YOUR OBJECTIVE:
Write out every single entry exactly.

INPUT DATA:
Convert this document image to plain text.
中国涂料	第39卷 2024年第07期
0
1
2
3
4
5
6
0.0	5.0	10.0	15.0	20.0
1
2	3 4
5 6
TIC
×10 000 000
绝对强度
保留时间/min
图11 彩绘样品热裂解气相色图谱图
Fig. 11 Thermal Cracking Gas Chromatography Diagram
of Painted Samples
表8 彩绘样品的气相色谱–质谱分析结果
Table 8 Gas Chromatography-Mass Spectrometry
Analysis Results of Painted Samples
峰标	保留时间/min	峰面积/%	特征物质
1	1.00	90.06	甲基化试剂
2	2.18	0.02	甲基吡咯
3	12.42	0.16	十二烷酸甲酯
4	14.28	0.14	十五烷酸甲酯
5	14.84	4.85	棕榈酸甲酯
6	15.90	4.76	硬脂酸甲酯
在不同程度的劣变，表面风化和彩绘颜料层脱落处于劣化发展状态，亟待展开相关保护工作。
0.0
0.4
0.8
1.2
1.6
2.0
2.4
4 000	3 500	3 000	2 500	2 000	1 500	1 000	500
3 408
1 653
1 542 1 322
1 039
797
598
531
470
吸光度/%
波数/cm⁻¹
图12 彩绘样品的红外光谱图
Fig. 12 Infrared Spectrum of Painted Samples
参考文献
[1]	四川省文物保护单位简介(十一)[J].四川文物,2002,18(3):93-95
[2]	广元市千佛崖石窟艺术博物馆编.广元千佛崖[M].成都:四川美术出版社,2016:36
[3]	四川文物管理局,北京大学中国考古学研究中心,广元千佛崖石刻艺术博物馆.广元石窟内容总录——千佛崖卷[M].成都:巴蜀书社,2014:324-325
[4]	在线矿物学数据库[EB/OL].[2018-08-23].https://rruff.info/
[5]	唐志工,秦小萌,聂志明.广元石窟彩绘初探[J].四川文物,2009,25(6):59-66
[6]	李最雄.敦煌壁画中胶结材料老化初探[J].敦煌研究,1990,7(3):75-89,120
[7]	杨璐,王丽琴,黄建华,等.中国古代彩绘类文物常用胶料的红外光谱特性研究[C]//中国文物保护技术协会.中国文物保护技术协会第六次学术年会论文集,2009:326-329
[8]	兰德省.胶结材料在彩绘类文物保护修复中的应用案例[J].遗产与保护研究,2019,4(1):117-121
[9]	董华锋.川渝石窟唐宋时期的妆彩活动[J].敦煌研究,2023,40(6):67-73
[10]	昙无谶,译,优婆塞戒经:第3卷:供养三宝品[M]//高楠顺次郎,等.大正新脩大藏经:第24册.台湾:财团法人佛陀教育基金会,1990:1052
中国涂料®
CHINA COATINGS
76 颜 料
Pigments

ANSWER BELOW:
Convert this document image to plain text.
中国涂料	第39卷 2024年第07期
0
1
2
3
4
5
6
0.0	5.0	10.0	15.0	20.0
1
2	3 4
5 6
TIC
×10 000 000
绝对强度
保留时间/min
图11 彩绘样品热裂解气相色图谱图
Fig. 11 Thermal Cracking Gas Chromatography Diagram
of Painted Samples
表8 彩绘样品的气相色谱–质谱分析结果
Table 8 Gas Chromatography-Mass Spectrometry
Analysis Results of Painted Samples
峰标	保留时间/min	峰面积/%	特征物质
1	1.00	90.06	甲基化试剂
2	2.18	0.02	甲基吡咯
3	12.42	0.16	十二烷酸甲酯
4	14.28	0.14	十五烷酸甲酯
5	14.84	4.85	棕榈酸甲酯
6	15.90	4.76	硬脂酸甲酯
在不同程度的劣变，表面风化和彩绘颜料层脱落处于劣化发展状态，亟待展开相关保护工作。
0.0
0.4
0.8
1.2
1.6
2.0
2.4
4 000	3 500	3 000	2 500	2 000	1 500	1 000	500
3 408
1 653
1 542 1 322
1 039
797
598
531
470
吸光度/%
波数/cm⁻¹
图12 彩绘样品的红外光谱图
Fig. 12 Infrared Spectrum of Painted Samples
参考文献
[1]	四川省文物保护单位简介(十一)[J].四川文物,2002,18(3):93-95
[2]	广元市千佛崖石窟艺术博物馆编.广元千佛崖[M].成都:四川美术出版社,2016:36
[3]	四川文物管理局,北京大学中国考古学研究中心,广元千佛崖石刻艺术博物馆.广元石窟内容总录——千佛崖卷[M].成都:巴蜀书社,2014:324-325
[4]	在线矿物学数据库[EB/OL].[2018-08-23].https://rruff.info/
[5]	唐志工,秦小萌,聂志明.广元石窟彩绘初探[J].四川文物,2009,25(6):59-66
[6]	李最雄.敦煌壁画中胶结材料老化初探[J].敦煌研究,1990,7(3):75-89,120
[7]	杨璐,王丽琴,黄建华,等.中国古代彩绘类文物常用胶料的红外光谱特性研究[C]//中国文物保护技术协会.中国文物保护技术协会第六次学术年会论文集,2009:326-329
[8]	兰德省.胶结材料在彩绘类文物保护修复中的应用案例[J].遗产与保护研究,2019,4(1):117-121
[9]	董华锋.川渝石窟唐宋时期的妆彩活动[J].敦煌研究,2023,40(6):67-73
[10]	昙无谶,译,优婆塞戒经:第3卷:供养三宝品[M]//高楠顺次郎,等.大正新脩大藏经:第24册.台湾:财团法人佛陀教育基金会,1990:1052
中国涂料®
CHINA COATINGS
76 颜 料
Pigments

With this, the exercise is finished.